>>>
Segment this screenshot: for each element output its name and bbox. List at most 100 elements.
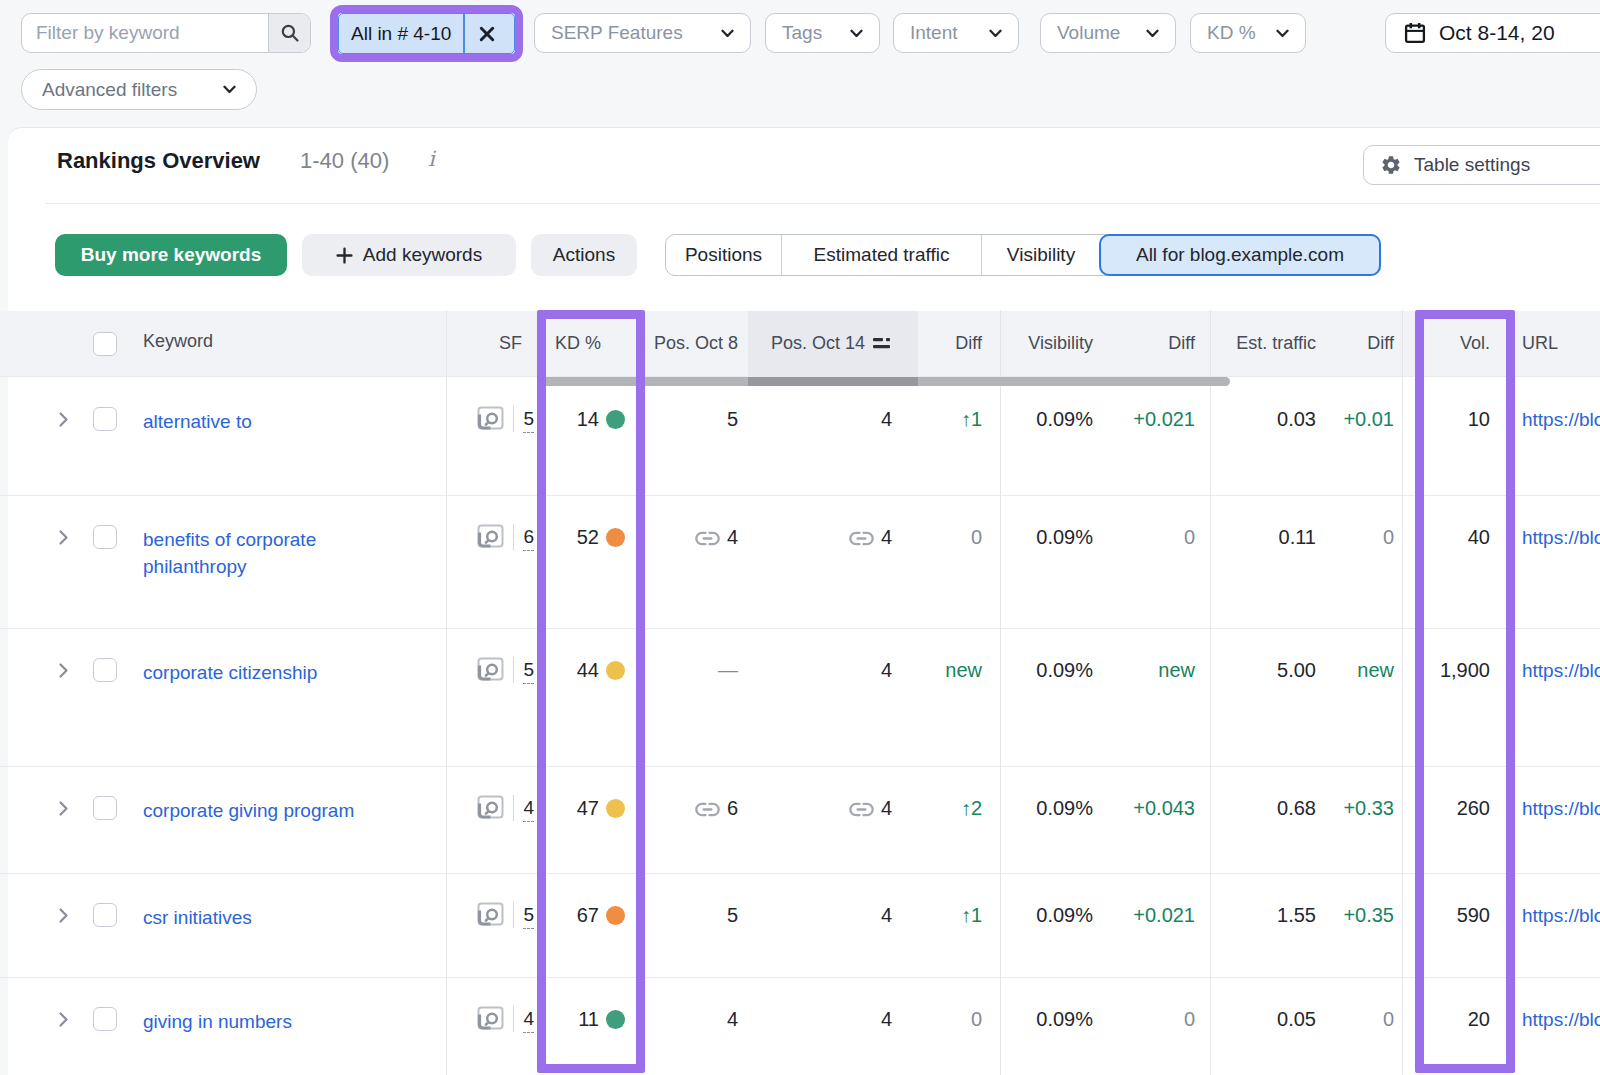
chevron-down-icon bbox=[850, 29, 863, 38]
scrollbar-thumb[interactable] bbox=[748, 377, 918, 386]
est-traffic-diff: 0 bbox=[1330, 496, 1402, 628]
serp-features-icon[interactable] bbox=[477, 795, 504, 820]
actions-button[interactable]: Actions bbox=[531, 234, 637, 276]
serp-features-icon[interactable] bbox=[477, 406, 504, 431]
keyword-link[interactable]: giving in numbers bbox=[143, 1008, 292, 1035]
serp-features-icon[interactable] bbox=[477, 1006, 504, 1031]
table-settings-button[interactable]: Table settings bbox=[1363, 145, 1600, 185]
tab-all-for-domain[interactable]: All for blog.example.com bbox=[1099, 234, 1381, 276]
column-header-pos-old[interactable]: Pos. Oct 8 bbox=[647, 333, 748, 354]
est-traffic-diff: +0.01 bbox=[1330, 378, 1402, 495]
serp-features-icon[interactable] bbox=[477, 902, 504, 927]
chevron-down-icon bbox=[989, 29, 1002, 38]
keyword-filter-input[interactable] bbox=[22, 22, 268, 44]
close-icon bbox=[479, 26, 495, 42]
date-range-picker[interactable]: Oct 8-14, 20 bbox=[1385, 13, 1600, 53]
table-row: corporate citizenship 5 44 — 4 new 0.09%… bbox=[0, 629, 1600, 767]
expand-chevron-icon[interactable] bbox=[58, 411, 69, 428]
chevron-down-icon bbox=[1146, 29, 1159, 38]
position-old-cell: 6 bbox=[647, 767, 748, 873]
intent-dropdown[interactable]: Intent bbox=[893, 13, 1019, 53]
add-keywords-label: Add keywords bbox=[363, 244, 482, 266]
row-checkbox[interactable] bbox=[93, 658, 117, 682]
serp-features-dropdown[interactable]: SERP Features bbox=[534, 13, 751, 53]
expand-chevron-icon[interactable] bbox=[58, 1011, 69, 1028]
visibility-value: 0.09% bbox=[1000, 378, 1108, 495]
keyword-link[interactable]: corporate citizenship bbox=[143, 659, 317, 686]
search-icon bbox=[280, 23, 300, 43]
chevron-down-icon bbox=[223, 85, 236, 94]
filter-bar: All in # 4-10 SERP Features Tags Intent … bbox=[0, 0, 1600, 127]
column-header-est-traffic[interactable]: Est. traffic bbox=[1210, 333, 1330, 354]
serp-features-count[interactable]: 4 bbox=[523, 797, 534, 822]
table-row: csr initiatives 5 67 5 4 ↑1 0.09% +0.021… bbox=[0, 874, 1600, 978]
keyword-link[interactable]: corporate giving program bbox=[143, 797, 354, 824]
position-old-cell: — bbox=[647, 629, 748, 766]
column-header-volume[interactable]: Vol. bbox=[1402, 333, 1510, 354]
visibility-value: 0.09% bbox=[1000, 629, 1108, 766]
position-new-cell: 4 bbox=[748, 978, 918, 1075]
est-traffic-value: 0.68 bbox=[1210, 767, 1330, 873]
position-diff: 0 bbox=[918, 496, 1000, 628]
serp-features-count[interactable]: 5 bbox=[523, 659, 534, 684]
advanced-filters-dropdown[interactable]: Advanced filters bbox=[21, 69, 257, 110]
search-button[interactable] bbox=[268, 14, 310, 52]
position-old-cell: 5 bbox=[647, 874, 748, 977]
url-link[interactable]: https://blog.example.com bbox=[1522, 527, 1600, 548]
divider bbox=[513, 406, 514, 432]
url-link[interactable]: https://blog.example.com bbox=[1522, 409, 1600, 430]
volume-dropdown[interactable]: Volume bbox=[1040, 13, 1176, 53]
url-link[interactable]: https://blog.example.com bbox=[1522, 905, 1600, 926]
tab-estimated-traffic[interactable]: Estimated traffic bbox=[781, 235, 981, 275]
url-link[interactable]: https://blog.example.com bbox=[1522, 1009, 1600, 1030]
serp-features-count[interactable]: 5 bbox=[523, 904, 534, 929]
expand-chevron-icon[interactable] bbox=[58, 529, 69, 546]
serp-features-icon[interactable] bbox=[477, 524, 504, 549]
column-divider bbox=[446, 310, 447, 1075]
keyword-link[interactable]: benefits of corporate philanthropy bbox=[143, 526, 415, 580]
horizontal-scrollbar[interactable] bbox=[540, 377, 1230, 386]
column-header-visibility[interactable]: Visibility bbox=[1000, 333, 1108, 354]
expand-chevron-icon[interactable] bbox=[58, 800, 69, 817]
buy-more-keywords-button[interactable]: Buy more keywords bbox=[55, 234, 287, 276]
remove-filter-button[interactable] bbox=[465, 14, 509, 53]
column-header-pos-new[interactable]: Pos. Oct 14 bbox=[748, 311, 918, 376]
expand-chevron-icon[interactable] bbox=[58, 662, 69, 679]
serp-features-count[interactable]: 5 bbox=[523, 408, 534, 433]
tab-visibility[interactable]: Visibility bbox=[981, 235, 1100, 275]
row-checkbox[interactable] bbox=[93, 525, 117, 549]
position-new-cell: 4 bbox=[748, 496, 918, 628]
serp-features-icon[interactable] bbox=[477, 657, 504, 682]
position-new-cell: 4 bbox=[748, 378, 918, 495]
position-filter-chip[interactable]: All in # 4-10 bbox=[338, 13, 515, 54]
plus-icon bbox=[336, 247, 353, 264]
info-icon[interactable]: i bbox=[428, 147, 435, 171]
expand-chevron-icon[interactable] bbox=[58, 907, 69, 924]
kd-dropdown[interactable]: KD % bbox=[1190, 13, 1306, 53]
volume-value: 10 bbox=[1402, 378, 1510, 495]
serp-features-count[interactable]: 4 bbox=[523, 1008, 534, 1033]
select-all-checkbox[interactable] bbox=[93, 332, 117, 356]
visibility-diff: 0 bbox=[1108, 496, 1210, 628]
row-checkbox[interactable] bbox=[93, 407, 117, 431]
keyword-link[interactable]: csr initiatives bbox=[143, 904, 252, 931]
chevron-down-icon bbox=[721, 29, 734, 38]
keyword-link[interactable]: alternative to bbox=[143, 408, 252, 435]
column-header-url: URL bbox=[1510, 333, 1600, 354]
link-icon bbox=[695, 801, 720, 818]
url-link[interactable]: https://blog.example.com bbox=[1522, 798, 1600, 819]
column-header-sf: SF bbox=[446, 333, 537, 354]
kd-level-dot bbox=[606, 799, 625, 818]
row-checkbox[interactable] bbox=[93, 796, 117, 820]
add-keywords-button[interactable]: Add keywords bbox=[302, 234, 516, 276]
tab-positions[interactable]: Positions bbox=[666, 235, 781, 275]
row-checkbox[interactable] bbox=[93, 1007, 117, 1031]
serp-features-count[interactable]: 6 bbox=[523, 526, 534, 551]
column-divider bbox=[1402, 310, 1403, 1075]
column-header-keyword: Keyword bbox=[143, 331, 213, 352]
est-traffic-value: 0.05 bbox=[1210, 978, 1330, 1075]
tags-dropdown[interactable]: Tags bbox=[765, 13, 880, 53]
url-link[interactable]: https://blog.example.com bbox=[1522, 660, 1600, 681]
row-checkbox[interactable] bbox=[93, 903, 117, 927]
column-header-diff2: Diff bbox=[1108, 333, 1210, 354]
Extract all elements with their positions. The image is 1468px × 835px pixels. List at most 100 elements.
<<<
▶ Task statement
Return all of the items above line for line, copying each one unchanged and leaving out the pictures.

▶ Complete output
Segment this screenshot: for each element output its name and bbox. List at most 100 elements.
chevron-down-icon bbox=[850, 29, 863, 38]
scrollbar-thumb[interactable] bbox=[748, 377, 918, 386]
est-traffic-diff: 0 bbox=[1330, 496, 1402, 628]
serp-features-icon[interactable] bbox=[477, 795, 504, 820]
actions-button[interactable]: Actions bbox=[531, 234, 637, 276]
serp-features-icon[interactable] bbox=[477, 406, 504, 431]
keyword-link[interactable]: giving in numbers bbox=[143, 1008, 292, 1035]
serp-features-icon[interactable] bbox=[477, 1006, 504, 1031]
table-settings-button[interactable]: Table settings bbox=[1363, 145, 1600, 185]
tab-all-for-domain[interactable]: All for blog.example.com bbox=[1099, 234, 1381, 276]
column-header-pos-old[interactable]: Pos. Oct 8 bbox=[647, 333, 748, 354]
est-traffic-diff: +0.01 bbox=[1330, 378, 1402, 495]
serp-features-icon[interactable] bbox=[477, 902, 504, 927]
chevron-down-icon bbox=[989, 29, 1002, 38]
keyword-filter-input[interactable] bbox=[22, 22, 268, 44]
close-icon bbox=[479, 26, 495, 42]
date-range-picker[interactable]: Oct 8-14, 20 bbox=[1385, 13, 1600, 53]
table-row: corporate citizenship 5 44 — 4 new 0.09%… bbox=[0, 629, 1600, 767]
expand-chevron-icon[interactable] bbox=[58, 411, 69, 428]
chevron-down-icon bbox=[1146, 29, 1159, 38]
position-old-cell: 6 bbox=[647, 767, 748, 873]
intent-dropdown[interactable]: Intent bbox=[893, 13, 1019, 53]
add-keywords-label: Add keywords bbox=[363, 244, 482, 266]
row-checkbox[interactable] bbox=[93, 658, 117, 682]
serp-features-dropdown[interactable]: SERP Features bbox=[534, 13, 751, 53]
expand-chevron-icon[interactable] bbox=[58, 1011, 69, 1028]
visibility-value: 0.09% bbox=[1000, 378, 1108, 495]
keyword-link[interactable]: corporate citizenship bbox=[143, 659, 317, 686]
search-icon bbox=[280, 23, 300, 43]
chevron-down-icon bbox=[223, 85, 236, 94]
filter-bar: All in # 4-10 SERP Features Tags Intent … bbox=[0, 0, 1600, 127]
column-header-est-traffic[interactable]: Est. traffic bbox=[1210, 333, 1330, 354]
serp-features-count[interactable]: 4 bbox=[523, 797, 534, 822]
table-row: csr initiatives 5 67 5 4 ↑1 0.09% +0.021… bbox=[0, 874, 1600, 978]
keyword-link[interactable]: corporate giving program bbox=[143, 797, 354, 824]
position-old-cell: — bbox=[647, 629, 748, 766]
column-header-volume[interactable]: Vol. bbox=[1402, 333, 1510, 354]
visibility-value: 0.09% bbox=[1000, 629, 1108, 766]
position-new-cell: 4 bbox=[748, 978, 918, 1075]
est-traffic-value: 0.68 bbox=[1210, 767, 1330, 873]
position-diff: 0 bbox=[918, 496, 1000, 628]
serp-features-count[interactable]: 5 bbox=[523, 659, 534, 684]
advanced-filters-dropdown[interactable]: Advanced filters bbox=[21, 69, 257, 110]
search-button[interactable] bbox=[268, 14, 310, 52]
position-old-cell: 5 bbox=[647, 874, 748, 977]
url-link[interactable]: https://blog.example.com bbox=[1522, 527, 1600, 548]
divider bbox=[513, 406, 514, 432]
url-link[interactable]: https://blog.example.com bbox=[1522, 409, 1600, 430]
volume-dropdown[interactable]: Volume bbox=[1040, 13, 1176, 53]
url-link[interactable]: https://blog.example.com bbox=[1522, 905, 1600, 926]
tab-estimated-traffic[interactable]: Estimated traffic bbox=[781, 235, 981, 275]
url-link[interactable]: https://blog.example.com bbox=[1522, 1009, 1600, 1030]
serp-features-count[interactable]: 5 bbox=[523, 904, 534, 929]
expand-chevron-icon[interactable] bbox=[58, 529, 69, 546]
serp-features-icon[interactable] bbox=[477, 524, 504, 549]
column-divider bbox=[446, 310, 447, 1075]
keyword-link[interactable]: benefits of corporate philanthropy bbox=[143, 526, 415, 580]
horizontal-scrollbar[interactable] bbox=[540, 377, 1230, 386]
column-header-visibility[interactable]: Visibility bbox=[1000, 333, 1108, 354]
expand-chevron-icon[interactable] bbox=[58, 800, 69, 817]
buy-more-keywords-button[interactable]: Buy more keywords bbox=[55, 234, 287, 276]
remove-filter-button[interactable] bbox=[465, 14, 509, 53]
column-header-pos-new[interactable]: Pos. Oct 14 bbox=[748, 311, 918, 376]
expand-chevron-icon[interactable] bbox=[58, 662, 69, 679]
serp-features-count[interactable]: 5 bbox=[523, 408, 534, 433]
tab-visibility[interactable]: Visibility bbox=[981, 235, 1100, 275]
row-checkbox[interactable] bbox=[93, 525, 117, 549]
position-new-cell: 4 bbox=[748, 496, 918, 628]
serp-features-icon[interactable] bbox=[477, 657, 504, 682]
position-new-cell: 4 bbox=[748, 378, 918, 495]
position-filter-chip[interactable]: All in # 4-10 bbox=[338, 13, 515, 54]
plus-icon bbox=[336, 247, 353, 264]
info-icon[interactable]: i bbox=[428, 147, 435, 171]
expand-chevron-icon[interactable] bbox=[58, 907, 69, 924]
kd-dropdown[interactable]: KD % bbox=[1190, 13, 1306, 53]
volume-value: 10 bbox=[1402, 378, 1510, 495]
serp-features-count[interactable]: 4 bbox=[523, 1008, 534, 1033]
select-all-checkbox[interactable] bbox=[93, 332, 117, 356]
visibility-diff: 0 bbox=[1108, 496, 1210, 628]
row-checkbox[interactable] bbox=[93, 407, 117, 431]
keyword-link[interactable]: csr initiatives bbox=[143, 904, 252, 931]
chevron-down-icon bbox=[721, 29, 734, 38]
keyword-link[interactable]: alternative to bbox=[143, 408, 252, 435]
column-header-url: URL bbox=[1510, 333, 1600, 354]
link-icon bbox=[695, 801, 720, 818]
url-link[interactable]: https://blog.example.com bbox=[1522, 798, 1600, 819]
column-header-sf: SF bbox=[446, 333, 537, 354]
kd-level-dot bbox=[606, 799, 625, 818]
row-checkbox[interactable] bbox=[93, 796, 117, 820]
add-keywords-button[interactable]: Add keywords bbox=[302, 234, 516, 276]
tab-positions[interactable]: Positions bbox=[666, 235, 781, 275]
row-checkbox[interactable] bbox=[93, 1007, 117, 1031]
serp-features-count[interactable]: 6 bbox=[523, 526, 534, 551]
column-divider bbox=[1402, 310, 1403, 1075]
column-header-keyword: Keyword bbox=[143, 331, 213, 352]
est-traffic-value: 0.05 bbox=[1210, 978, 1330, 1075]
tags-dropdown[interactable]: Tags bbox=[765, 13, 880, 53]
url-link[interactable]: https://blog.example.com bbox=[1522, 660, 1600, 681]
row-checkbox[interactable] bbox=[93, 903, 117, 927]
column-header-diff2: Diff bbox=[1108, 333, 1210, 354]
Extract all elements with their positions. The image is 1468px × 835px pixels. List at most 100 elements.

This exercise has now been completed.